_The exercise_
From the text about Rebecca Goyette, return word for word the part that opens with "Filmmaker and performer, Rebecca" and closes with "wild pool parties.".

_Document segment_
□ □ □ □

Filmmaker and performer, Rebecca Goyette grew up in Townsend, a small working class town in Massachusetts. Goyette’s father, the town’s legendary eccentric, enjoyed Shakespeare, playing Billy Joel and classical music on the piano, brewing basement beer, amateur pyrotechnics, a love affair with his dog, homoerotic male bonding, raunchy jokes, elaborate pranks and wild pool parties.

When Goyette’s father died from liver failure on the 4th of July, she became the funeral planner. Dad’s dog Casper was an invited guest, who jumped up to the casket, licked his master’s face, and sat watch. Tasked with selling her childhood home, Goyette stepped into the real estate office alone, to be met by the buyer, a man sporting a My Snake is Bigger than Your Snake t-shirt. Goyette knew she was in a face-off with Snake Man. She too had dressed with her identity on display: an NYC Lobsta Bitch, wearing a red dress and gold-chained lobster purse to safely transport her check back to NYC on the Greyhound bus.

□ □ □ □

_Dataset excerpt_
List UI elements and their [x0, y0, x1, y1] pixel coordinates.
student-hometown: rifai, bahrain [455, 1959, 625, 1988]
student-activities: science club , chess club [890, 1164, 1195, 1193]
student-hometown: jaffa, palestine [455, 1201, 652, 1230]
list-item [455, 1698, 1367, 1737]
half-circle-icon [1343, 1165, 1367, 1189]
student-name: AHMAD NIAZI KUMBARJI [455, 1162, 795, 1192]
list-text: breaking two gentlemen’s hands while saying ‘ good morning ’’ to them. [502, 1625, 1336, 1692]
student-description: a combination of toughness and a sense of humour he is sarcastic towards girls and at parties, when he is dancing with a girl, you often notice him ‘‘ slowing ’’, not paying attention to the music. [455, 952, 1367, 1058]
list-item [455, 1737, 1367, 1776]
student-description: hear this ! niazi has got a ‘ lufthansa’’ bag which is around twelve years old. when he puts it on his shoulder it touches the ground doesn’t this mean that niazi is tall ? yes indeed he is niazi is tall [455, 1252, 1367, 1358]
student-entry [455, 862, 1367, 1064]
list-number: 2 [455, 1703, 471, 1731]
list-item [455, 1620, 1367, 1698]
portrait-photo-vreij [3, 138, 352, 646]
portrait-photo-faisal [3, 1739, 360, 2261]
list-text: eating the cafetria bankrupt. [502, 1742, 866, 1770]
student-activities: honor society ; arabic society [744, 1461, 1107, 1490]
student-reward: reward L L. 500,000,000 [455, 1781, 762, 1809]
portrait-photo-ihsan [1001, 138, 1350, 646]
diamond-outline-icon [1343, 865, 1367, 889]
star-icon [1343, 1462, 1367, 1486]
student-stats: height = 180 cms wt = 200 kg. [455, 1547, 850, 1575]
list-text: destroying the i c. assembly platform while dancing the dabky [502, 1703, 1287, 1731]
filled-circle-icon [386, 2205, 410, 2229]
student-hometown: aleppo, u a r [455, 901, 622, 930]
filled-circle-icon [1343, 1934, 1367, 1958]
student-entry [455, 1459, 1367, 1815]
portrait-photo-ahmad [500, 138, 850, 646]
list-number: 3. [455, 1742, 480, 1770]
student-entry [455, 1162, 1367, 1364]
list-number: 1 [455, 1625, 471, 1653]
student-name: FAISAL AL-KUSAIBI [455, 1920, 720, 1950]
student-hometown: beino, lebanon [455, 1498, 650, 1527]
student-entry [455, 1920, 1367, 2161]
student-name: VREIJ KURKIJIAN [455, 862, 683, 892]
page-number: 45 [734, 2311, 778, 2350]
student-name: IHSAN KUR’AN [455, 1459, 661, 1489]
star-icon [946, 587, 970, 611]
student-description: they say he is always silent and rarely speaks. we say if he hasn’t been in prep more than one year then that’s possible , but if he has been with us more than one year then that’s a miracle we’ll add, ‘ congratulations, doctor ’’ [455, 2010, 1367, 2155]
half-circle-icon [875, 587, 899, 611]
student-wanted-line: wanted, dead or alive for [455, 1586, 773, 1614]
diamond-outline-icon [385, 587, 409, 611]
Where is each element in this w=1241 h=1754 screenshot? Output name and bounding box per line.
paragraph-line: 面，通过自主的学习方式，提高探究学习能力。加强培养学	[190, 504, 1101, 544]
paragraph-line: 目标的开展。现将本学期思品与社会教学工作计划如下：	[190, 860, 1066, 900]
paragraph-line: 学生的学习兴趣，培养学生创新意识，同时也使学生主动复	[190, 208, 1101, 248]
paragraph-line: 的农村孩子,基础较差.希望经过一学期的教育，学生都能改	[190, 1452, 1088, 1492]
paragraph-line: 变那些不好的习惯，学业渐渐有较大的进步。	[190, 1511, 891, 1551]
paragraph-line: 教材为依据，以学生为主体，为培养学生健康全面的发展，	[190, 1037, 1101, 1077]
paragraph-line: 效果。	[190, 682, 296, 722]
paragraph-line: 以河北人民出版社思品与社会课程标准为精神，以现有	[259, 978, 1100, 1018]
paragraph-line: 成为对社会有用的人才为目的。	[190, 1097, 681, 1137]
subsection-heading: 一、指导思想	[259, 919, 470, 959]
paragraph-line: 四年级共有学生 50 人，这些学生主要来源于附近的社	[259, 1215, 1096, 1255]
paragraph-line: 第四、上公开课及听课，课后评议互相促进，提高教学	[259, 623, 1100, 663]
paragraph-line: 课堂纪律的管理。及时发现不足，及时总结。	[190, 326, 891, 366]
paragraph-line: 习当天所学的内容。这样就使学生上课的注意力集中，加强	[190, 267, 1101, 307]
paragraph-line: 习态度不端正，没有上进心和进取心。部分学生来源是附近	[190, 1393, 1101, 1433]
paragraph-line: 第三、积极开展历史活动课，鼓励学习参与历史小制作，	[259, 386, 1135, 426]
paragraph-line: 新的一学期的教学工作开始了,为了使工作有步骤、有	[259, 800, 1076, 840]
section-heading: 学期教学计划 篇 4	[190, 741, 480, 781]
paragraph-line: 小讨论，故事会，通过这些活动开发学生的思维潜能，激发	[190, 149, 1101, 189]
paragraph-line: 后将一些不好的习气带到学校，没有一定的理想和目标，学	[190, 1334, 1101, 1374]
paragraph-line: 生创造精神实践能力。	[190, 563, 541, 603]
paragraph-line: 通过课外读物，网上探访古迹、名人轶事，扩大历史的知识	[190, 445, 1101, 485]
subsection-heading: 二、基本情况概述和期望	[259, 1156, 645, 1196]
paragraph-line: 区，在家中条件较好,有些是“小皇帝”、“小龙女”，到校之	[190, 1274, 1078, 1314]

□ □ □ □

_Solution to this exercise_
Filmmaker and performer, Rebecca Goyette grew up in Townsend, a small working class town in Massachusetts. Goyette’s father, the town’s legendary eccentric, enjoyed Shakespeare, playing Billy Joel and classical music on the piano, brewing basement beer, amateur pyrotechnics, a love affair with his dog, homoerotic male bonding, raunchy jokes, elaborate pranks and wild pool parties.